> _Dataset entries_:
☆ ☆ ☆

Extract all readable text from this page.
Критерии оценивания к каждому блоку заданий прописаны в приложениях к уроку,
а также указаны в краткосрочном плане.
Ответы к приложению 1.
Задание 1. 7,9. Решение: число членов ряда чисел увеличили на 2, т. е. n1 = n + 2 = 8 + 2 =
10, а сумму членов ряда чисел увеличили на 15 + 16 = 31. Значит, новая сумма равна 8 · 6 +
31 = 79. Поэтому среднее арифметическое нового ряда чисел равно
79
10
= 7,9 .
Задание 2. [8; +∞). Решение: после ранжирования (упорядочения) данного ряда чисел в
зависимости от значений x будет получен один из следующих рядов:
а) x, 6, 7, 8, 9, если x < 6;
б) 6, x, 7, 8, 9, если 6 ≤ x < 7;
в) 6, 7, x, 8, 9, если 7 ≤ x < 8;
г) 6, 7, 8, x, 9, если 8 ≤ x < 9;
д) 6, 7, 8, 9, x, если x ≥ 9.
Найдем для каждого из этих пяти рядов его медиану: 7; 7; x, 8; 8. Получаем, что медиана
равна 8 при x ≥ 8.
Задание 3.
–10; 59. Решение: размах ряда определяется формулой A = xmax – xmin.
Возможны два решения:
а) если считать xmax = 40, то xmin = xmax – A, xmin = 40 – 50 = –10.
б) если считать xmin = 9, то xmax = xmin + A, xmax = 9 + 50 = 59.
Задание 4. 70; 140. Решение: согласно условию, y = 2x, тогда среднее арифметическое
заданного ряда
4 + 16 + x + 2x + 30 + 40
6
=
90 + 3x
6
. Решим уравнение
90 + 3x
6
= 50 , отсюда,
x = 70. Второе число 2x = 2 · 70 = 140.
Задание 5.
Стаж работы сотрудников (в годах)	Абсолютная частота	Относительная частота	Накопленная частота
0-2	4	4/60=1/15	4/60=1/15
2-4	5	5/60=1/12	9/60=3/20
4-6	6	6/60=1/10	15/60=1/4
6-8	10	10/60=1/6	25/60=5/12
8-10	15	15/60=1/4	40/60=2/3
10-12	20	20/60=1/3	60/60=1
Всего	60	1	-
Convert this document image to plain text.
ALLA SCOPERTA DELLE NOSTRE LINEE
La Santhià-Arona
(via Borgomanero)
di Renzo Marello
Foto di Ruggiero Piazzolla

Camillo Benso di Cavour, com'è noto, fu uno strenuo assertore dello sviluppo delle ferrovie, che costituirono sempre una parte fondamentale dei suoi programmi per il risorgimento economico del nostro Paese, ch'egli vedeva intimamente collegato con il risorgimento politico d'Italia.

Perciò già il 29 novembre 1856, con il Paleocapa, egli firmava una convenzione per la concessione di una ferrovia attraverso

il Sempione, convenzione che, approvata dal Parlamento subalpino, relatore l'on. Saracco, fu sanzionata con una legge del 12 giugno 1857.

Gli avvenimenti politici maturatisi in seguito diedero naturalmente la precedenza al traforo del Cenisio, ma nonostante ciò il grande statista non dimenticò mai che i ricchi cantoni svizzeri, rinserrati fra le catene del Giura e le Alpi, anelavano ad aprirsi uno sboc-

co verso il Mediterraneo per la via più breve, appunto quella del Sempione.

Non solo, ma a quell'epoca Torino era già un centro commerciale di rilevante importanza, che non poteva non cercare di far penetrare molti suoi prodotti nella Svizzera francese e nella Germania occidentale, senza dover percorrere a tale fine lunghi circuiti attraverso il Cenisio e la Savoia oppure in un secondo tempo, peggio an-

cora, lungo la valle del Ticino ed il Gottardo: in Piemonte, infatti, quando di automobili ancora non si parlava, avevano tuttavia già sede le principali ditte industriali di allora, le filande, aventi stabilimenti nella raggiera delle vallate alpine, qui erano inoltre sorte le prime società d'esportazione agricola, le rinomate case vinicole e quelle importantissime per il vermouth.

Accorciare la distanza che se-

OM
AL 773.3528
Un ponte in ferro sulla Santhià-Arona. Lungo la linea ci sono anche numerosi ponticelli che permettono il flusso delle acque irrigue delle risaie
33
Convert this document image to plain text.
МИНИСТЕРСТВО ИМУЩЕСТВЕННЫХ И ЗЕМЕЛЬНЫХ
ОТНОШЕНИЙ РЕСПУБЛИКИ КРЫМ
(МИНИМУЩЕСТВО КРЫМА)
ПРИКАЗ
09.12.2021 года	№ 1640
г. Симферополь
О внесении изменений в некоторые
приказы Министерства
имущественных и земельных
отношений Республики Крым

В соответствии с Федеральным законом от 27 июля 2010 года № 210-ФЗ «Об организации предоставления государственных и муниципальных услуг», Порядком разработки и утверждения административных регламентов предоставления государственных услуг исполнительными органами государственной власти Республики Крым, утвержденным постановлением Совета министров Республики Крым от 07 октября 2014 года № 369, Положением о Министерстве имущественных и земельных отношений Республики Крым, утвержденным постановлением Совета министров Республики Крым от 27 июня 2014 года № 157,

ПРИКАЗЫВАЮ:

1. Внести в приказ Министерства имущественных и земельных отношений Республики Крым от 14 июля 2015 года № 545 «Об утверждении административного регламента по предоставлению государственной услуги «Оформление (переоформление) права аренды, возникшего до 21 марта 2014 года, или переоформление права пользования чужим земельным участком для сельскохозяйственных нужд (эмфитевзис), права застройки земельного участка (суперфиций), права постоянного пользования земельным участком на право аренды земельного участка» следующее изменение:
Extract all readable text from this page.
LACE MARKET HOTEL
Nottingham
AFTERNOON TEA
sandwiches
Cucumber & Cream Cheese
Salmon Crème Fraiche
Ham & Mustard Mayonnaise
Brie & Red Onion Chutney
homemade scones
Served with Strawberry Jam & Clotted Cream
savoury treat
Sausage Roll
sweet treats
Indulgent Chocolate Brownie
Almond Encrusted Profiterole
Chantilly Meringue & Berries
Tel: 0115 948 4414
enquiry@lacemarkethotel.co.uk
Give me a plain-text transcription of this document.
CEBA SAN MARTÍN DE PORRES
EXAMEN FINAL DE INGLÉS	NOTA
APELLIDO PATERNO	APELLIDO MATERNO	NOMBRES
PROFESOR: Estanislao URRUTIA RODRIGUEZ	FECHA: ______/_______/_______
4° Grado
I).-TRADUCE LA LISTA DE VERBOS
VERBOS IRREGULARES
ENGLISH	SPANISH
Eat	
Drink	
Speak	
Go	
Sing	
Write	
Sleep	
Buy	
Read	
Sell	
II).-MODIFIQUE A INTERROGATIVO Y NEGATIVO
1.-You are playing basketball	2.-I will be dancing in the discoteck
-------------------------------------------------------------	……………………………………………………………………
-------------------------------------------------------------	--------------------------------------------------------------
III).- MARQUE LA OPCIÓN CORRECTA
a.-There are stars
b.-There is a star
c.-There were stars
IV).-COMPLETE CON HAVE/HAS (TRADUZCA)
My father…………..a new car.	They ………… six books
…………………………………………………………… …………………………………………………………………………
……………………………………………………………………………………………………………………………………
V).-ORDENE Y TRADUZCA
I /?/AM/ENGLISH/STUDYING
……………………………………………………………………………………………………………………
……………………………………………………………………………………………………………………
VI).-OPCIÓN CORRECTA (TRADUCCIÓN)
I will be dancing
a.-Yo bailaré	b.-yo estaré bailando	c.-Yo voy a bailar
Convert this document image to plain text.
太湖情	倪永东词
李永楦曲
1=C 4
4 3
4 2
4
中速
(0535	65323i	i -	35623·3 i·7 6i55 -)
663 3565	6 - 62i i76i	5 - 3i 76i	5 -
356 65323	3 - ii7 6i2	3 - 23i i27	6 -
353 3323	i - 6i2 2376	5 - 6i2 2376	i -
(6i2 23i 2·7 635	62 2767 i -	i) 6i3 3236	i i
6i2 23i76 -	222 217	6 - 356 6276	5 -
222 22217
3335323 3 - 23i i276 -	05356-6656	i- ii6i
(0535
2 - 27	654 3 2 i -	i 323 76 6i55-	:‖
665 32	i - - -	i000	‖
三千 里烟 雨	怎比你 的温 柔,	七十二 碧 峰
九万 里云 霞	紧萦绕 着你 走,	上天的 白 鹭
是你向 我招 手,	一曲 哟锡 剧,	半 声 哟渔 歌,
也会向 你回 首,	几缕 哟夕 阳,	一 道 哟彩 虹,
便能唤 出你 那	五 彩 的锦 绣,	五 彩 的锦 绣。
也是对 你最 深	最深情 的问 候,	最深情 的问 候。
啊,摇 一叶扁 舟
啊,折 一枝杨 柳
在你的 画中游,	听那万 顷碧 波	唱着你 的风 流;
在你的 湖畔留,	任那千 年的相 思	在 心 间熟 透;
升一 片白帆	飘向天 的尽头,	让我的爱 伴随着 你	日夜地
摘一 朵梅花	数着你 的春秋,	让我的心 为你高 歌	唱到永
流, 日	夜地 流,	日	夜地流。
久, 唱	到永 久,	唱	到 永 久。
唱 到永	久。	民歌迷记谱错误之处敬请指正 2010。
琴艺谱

☆ ☆ ☆

> _Work to be completed_: Find each line holding the word "Cream" and copy it.

> _Output of the exercise_:
Cucumber & Cream Cheese
Served with Strawberry Jam & Clotted Cream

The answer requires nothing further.